Written problem: In the entries below, count every line with the string "that". State the count and nothing else.
>> start
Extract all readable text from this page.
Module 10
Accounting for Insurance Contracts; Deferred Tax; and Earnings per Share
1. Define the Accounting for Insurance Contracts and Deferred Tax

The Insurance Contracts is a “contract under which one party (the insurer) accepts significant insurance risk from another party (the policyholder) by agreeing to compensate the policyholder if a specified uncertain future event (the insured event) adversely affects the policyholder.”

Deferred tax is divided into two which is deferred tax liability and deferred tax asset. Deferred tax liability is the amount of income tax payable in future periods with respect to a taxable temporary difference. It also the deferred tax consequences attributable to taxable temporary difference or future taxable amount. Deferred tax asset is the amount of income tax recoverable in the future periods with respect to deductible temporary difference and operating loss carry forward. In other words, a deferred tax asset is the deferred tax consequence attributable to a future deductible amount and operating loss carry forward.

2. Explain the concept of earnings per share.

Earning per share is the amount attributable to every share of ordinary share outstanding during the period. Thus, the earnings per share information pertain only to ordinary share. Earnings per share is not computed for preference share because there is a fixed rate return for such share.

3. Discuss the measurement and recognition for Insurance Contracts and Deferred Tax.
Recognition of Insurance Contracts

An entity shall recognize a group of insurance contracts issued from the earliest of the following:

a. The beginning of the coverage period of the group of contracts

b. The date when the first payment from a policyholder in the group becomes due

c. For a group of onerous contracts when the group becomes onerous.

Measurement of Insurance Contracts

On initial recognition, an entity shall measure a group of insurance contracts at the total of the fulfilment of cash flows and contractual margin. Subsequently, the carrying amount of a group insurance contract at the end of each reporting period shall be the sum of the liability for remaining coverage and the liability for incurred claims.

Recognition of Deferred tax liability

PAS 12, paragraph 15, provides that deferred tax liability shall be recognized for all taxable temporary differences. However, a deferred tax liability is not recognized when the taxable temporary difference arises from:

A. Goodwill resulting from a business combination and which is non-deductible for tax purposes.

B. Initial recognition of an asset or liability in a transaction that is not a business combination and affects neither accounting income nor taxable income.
>> end
Task answer: 2